Data entries:
-------

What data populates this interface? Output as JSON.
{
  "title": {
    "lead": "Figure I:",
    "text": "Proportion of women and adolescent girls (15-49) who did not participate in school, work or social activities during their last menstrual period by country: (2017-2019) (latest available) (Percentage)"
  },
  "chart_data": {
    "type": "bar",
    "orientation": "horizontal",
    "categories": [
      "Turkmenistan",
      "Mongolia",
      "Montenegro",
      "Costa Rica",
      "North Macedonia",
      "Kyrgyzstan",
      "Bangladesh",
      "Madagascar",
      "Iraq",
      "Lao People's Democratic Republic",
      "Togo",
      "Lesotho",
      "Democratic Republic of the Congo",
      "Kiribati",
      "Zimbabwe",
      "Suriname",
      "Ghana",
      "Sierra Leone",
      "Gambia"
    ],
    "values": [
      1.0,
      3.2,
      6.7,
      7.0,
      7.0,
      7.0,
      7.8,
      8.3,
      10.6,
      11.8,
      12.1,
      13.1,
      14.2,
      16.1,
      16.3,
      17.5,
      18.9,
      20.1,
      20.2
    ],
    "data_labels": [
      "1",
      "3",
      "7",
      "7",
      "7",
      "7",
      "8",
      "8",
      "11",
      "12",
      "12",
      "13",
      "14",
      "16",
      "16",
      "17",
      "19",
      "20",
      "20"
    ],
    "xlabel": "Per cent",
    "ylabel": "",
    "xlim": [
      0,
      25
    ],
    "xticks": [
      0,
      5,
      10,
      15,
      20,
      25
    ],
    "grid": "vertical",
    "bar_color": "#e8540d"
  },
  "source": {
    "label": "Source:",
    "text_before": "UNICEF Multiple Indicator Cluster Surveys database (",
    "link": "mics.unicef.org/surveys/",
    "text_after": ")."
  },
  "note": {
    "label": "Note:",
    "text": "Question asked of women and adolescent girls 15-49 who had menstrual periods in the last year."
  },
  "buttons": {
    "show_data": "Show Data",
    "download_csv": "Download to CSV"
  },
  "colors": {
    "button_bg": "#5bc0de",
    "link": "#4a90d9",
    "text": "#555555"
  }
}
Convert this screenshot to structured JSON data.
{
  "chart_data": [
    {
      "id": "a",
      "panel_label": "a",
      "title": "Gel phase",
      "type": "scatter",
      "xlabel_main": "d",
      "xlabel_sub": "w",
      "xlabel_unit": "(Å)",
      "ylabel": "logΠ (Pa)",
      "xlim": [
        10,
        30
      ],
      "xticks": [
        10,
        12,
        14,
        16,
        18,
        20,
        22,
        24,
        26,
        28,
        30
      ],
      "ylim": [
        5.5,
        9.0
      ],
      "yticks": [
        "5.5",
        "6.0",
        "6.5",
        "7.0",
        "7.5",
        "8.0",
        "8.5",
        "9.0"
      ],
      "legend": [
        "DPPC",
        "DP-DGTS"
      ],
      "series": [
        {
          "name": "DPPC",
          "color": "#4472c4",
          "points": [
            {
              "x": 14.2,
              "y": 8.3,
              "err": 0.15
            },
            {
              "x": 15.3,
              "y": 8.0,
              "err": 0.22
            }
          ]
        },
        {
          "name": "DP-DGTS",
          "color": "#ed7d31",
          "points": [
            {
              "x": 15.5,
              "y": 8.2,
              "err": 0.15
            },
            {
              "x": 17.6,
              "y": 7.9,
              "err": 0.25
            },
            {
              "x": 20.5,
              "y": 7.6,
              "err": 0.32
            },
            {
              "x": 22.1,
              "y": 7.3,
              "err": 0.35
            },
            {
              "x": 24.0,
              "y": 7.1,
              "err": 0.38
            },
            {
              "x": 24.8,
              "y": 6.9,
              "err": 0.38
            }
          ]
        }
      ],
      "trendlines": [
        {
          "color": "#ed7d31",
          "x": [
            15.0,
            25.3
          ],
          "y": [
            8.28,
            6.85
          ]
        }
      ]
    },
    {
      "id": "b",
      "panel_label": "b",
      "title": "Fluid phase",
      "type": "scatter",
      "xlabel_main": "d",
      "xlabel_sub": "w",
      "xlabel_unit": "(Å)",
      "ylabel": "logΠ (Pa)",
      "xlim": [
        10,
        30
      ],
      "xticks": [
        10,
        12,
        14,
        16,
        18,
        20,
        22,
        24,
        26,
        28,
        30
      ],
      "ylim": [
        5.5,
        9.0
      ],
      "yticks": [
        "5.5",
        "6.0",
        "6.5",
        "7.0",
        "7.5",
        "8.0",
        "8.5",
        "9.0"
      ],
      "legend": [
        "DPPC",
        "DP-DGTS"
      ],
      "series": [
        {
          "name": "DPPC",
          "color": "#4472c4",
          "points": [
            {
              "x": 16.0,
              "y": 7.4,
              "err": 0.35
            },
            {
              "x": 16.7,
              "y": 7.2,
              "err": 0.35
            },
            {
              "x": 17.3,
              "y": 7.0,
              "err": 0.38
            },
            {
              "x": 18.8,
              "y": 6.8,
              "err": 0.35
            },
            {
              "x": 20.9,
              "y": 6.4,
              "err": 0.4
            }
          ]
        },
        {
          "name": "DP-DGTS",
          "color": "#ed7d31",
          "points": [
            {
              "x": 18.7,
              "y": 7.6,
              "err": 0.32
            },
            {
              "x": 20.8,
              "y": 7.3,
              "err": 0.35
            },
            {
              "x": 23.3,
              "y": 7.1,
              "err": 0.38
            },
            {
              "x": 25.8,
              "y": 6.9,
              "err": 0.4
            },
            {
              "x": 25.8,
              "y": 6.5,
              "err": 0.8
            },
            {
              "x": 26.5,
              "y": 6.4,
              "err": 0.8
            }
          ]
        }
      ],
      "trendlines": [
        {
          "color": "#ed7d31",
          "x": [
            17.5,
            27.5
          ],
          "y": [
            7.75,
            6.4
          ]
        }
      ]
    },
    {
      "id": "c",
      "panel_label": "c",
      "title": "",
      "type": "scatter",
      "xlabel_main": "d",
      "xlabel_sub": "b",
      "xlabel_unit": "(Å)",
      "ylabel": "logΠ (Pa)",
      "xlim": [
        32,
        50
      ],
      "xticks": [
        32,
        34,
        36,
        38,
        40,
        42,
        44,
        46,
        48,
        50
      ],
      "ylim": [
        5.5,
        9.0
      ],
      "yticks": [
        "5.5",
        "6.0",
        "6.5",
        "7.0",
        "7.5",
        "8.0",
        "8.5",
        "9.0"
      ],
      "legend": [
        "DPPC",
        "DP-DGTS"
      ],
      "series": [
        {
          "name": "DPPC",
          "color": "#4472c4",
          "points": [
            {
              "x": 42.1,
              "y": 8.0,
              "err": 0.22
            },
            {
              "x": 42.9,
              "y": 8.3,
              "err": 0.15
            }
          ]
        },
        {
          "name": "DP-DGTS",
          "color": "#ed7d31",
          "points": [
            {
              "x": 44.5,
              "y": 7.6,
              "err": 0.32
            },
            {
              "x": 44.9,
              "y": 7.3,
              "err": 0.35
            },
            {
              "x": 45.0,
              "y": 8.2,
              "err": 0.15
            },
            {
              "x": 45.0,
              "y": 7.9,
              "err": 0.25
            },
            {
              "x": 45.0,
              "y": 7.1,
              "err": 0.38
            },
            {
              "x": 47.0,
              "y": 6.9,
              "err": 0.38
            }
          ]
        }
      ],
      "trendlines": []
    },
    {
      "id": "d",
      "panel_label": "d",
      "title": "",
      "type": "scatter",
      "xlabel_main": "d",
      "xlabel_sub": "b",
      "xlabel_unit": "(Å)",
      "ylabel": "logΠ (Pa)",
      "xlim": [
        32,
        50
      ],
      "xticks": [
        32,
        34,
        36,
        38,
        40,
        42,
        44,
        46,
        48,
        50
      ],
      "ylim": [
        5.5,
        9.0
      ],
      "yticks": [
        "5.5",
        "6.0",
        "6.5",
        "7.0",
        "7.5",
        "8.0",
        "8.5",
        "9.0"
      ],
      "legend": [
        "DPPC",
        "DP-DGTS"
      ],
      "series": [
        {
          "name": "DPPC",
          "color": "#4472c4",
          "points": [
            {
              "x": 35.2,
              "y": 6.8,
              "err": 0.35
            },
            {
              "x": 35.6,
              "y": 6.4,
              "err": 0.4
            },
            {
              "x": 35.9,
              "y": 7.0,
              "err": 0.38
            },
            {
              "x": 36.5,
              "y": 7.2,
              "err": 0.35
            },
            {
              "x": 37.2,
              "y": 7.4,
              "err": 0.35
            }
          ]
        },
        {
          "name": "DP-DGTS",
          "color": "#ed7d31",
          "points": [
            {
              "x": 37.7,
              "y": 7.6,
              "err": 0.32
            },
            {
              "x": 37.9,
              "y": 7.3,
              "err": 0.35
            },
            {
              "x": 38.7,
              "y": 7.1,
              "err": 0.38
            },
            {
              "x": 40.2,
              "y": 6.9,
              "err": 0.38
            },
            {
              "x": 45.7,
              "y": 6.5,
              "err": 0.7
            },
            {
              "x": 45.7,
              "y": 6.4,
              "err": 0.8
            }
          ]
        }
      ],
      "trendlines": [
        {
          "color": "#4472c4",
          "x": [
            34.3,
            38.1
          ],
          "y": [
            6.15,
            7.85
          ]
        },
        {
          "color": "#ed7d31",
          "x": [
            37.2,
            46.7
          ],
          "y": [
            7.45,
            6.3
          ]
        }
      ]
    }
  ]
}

-------

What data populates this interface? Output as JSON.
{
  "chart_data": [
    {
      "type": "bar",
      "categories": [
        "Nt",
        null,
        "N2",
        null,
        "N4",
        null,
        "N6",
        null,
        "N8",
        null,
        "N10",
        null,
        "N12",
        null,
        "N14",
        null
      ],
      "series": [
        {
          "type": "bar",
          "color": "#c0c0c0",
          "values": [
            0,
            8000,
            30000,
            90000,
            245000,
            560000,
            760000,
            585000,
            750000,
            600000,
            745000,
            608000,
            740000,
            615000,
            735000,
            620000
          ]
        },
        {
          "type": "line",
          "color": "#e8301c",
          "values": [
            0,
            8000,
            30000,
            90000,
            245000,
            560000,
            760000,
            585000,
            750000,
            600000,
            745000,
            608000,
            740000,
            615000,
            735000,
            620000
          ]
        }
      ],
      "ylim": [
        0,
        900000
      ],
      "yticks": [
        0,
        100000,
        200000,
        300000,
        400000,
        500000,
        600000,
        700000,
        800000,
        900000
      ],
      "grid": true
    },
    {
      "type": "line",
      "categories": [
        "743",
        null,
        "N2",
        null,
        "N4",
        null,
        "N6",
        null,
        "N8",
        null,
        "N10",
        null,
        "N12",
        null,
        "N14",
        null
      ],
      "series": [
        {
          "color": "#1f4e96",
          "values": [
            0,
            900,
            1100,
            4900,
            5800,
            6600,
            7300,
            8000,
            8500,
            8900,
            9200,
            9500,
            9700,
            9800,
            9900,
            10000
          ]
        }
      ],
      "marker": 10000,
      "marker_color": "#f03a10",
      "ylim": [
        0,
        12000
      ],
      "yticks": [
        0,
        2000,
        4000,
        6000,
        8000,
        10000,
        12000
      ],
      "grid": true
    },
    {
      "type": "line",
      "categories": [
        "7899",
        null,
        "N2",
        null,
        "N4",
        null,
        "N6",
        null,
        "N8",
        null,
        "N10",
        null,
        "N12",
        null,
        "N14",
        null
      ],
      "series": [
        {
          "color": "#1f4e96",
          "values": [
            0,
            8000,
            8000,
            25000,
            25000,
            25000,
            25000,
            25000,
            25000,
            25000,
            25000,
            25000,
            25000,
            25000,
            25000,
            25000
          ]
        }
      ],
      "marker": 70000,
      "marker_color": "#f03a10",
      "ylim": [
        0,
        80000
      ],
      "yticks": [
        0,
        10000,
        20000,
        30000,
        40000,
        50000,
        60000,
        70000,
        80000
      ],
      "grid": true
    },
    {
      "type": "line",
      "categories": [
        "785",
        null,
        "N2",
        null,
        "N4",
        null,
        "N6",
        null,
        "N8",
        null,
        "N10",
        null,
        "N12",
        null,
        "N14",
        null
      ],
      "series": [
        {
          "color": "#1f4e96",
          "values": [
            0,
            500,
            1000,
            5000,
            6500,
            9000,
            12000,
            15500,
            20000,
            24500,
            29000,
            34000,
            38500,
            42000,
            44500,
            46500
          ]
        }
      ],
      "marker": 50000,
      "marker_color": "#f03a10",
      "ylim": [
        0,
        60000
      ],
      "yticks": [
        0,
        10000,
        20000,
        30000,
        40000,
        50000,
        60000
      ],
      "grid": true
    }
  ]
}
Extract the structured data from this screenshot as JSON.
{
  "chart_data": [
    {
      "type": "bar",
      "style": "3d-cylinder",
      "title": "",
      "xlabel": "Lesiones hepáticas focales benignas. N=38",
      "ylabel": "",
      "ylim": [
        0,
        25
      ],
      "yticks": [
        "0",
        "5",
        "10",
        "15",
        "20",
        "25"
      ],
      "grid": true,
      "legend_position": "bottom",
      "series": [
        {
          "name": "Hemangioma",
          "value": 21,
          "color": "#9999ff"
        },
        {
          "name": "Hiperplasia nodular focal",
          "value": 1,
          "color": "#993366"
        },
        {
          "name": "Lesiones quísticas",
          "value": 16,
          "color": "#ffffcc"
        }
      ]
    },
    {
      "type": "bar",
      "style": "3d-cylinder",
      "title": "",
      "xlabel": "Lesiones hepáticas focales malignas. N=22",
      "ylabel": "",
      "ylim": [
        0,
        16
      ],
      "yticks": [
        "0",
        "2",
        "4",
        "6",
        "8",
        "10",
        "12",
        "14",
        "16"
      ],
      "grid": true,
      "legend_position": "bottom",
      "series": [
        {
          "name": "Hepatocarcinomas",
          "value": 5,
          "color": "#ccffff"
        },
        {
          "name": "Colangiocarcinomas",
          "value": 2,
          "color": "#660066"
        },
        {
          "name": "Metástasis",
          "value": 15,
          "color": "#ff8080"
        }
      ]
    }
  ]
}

-------

**The task**
Copy all lines above containing the string "Republic".

**Worked solution**
      "Lao People's Democratic Republic",
      "Democratic Republic of the Congo",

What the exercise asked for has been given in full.